A block of data:

· · · ·

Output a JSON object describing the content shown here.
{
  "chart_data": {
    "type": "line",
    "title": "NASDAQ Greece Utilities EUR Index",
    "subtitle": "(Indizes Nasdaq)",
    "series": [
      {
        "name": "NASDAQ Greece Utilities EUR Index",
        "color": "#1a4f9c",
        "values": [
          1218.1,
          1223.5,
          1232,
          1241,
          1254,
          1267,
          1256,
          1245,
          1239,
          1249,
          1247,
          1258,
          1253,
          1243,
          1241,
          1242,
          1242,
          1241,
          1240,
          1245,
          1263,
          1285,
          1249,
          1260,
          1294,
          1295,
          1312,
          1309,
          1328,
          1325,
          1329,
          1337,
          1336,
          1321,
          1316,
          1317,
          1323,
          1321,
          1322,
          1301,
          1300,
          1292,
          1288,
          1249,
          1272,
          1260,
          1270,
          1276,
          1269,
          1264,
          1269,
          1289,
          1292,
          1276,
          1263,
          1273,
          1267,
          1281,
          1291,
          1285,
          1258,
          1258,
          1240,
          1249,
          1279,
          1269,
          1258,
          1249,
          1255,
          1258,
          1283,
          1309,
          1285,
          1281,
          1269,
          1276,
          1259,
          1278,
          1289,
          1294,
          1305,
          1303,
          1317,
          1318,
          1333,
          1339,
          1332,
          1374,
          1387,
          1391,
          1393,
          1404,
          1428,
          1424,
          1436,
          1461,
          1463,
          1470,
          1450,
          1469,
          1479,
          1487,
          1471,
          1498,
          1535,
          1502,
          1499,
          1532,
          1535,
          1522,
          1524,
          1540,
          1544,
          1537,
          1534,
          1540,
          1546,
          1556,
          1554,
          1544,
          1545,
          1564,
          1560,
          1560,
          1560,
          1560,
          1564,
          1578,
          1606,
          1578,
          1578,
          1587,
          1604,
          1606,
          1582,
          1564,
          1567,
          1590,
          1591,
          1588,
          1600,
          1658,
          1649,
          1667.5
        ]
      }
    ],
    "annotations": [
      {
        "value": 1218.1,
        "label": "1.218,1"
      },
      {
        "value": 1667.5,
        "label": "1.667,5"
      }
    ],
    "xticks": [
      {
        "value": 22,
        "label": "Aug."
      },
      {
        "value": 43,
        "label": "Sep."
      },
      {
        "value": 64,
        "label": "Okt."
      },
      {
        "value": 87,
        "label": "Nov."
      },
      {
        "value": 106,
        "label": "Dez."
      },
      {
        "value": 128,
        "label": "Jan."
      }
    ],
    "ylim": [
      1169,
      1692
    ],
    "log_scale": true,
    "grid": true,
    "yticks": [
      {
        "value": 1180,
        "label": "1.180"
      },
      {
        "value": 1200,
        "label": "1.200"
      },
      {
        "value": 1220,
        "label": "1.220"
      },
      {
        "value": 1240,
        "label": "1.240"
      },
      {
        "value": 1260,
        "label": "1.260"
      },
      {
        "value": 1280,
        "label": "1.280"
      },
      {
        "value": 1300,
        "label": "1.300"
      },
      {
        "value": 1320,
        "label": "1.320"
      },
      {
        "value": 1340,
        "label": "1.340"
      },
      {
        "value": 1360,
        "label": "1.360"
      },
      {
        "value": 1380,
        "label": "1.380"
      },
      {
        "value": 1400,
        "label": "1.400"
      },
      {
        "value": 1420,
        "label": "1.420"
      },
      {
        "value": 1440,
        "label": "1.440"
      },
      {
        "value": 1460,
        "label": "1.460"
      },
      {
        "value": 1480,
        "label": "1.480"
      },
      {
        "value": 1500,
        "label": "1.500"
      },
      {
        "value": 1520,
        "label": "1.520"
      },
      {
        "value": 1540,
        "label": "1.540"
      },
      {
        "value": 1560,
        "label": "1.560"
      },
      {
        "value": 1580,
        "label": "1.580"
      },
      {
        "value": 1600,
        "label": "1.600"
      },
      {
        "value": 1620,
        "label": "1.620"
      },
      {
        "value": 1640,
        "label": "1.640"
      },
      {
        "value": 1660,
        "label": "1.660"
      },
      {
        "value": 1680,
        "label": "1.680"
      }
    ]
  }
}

· · · ·

Copy each line of the records that contains the word "Index".

    "title": "NASDAQ Greece Utilities EUR Index",
        "name": "NASDAQ Greece Utilities EUR Index",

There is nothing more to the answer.